___ THE DATA

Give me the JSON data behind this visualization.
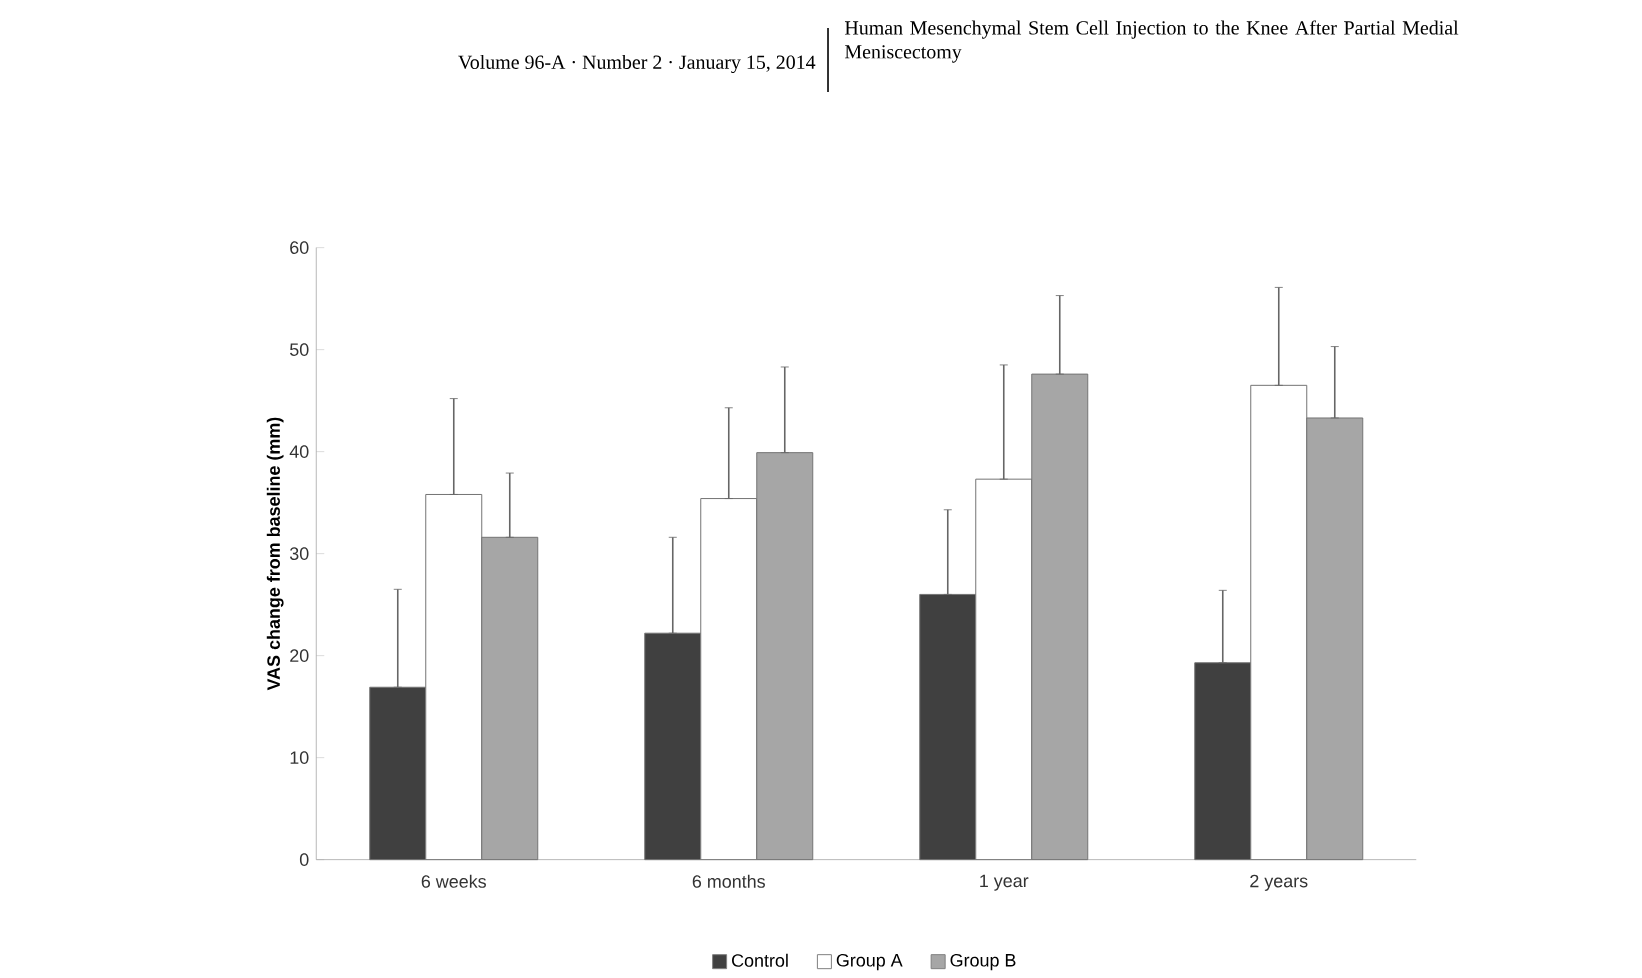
{
  "chart_data": {
    "type": "bar",
    "title": "Human Mesenchymal Stem Cell Injection to the Knee After Partial Medial Meniscectomy",
    "annotations": [
      "Volume 96-A · Number 2 · January 15, 2014"
    ],
    "ylabel": "VAS change from baseline (mm)",
    "categories": [
      "6 weeks",
      "6 months",
      "1 year",
      "2 years"
    ],
    "series": [
      {
        "name": "Control",
        "color": "#404040",
        "values": [
          16.9,
          22.2,
          26.0,
          19.3
        ],
        "errors": [
          [
            16.9,
            26.5
          ],
          [
            22.2,
            31.6
          ],
          [
            26.0,
            34.3
          ],
          [
            19.3,
            26.4
          ]
        ]
      },
      {
        "name": "Group A",
        "color": "#ffffff",
        "values": [
          35.8,
          35.4,
          37.3,
          46.5
        ],
        "errors": [
          [
            35.8,
            45.2
          ],
          [
            35.4,
            44.3
          ],
          [
            37.3,
            48.5
          ],
          [
            46.5,
            56.1
          ]
        ]
      },
      {
        "name": "Group B",
        "color": "#a6a6a6",
        "values": [
          31.6,
          39.9,
          47.6,
          43.3
        ],
        "errors": [
          [
            31.6,
            37.9
          ],
          [
            39.9,
            48.3
          ],
          [
            47.6,
            55.3
          ],
          [
            43.3,
            50.3
          ]
        ]
      }
    ],
    "ylim": [
      0,
      60
    ],
    "yticks": [
      0,
      10,
      20,
      30,
      40,
      50,
      60
    ],
    "grid": false,
    "legend": "bottom"
  }
}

______

* [WRITTEN REQUEST] Locate all lines that include the word "color" and copy them out.

* [SOLUTION TO THE PROBLEM]
        "color": "#404040",
        "color": "#ffffff",
        "color": "#a6a6a6",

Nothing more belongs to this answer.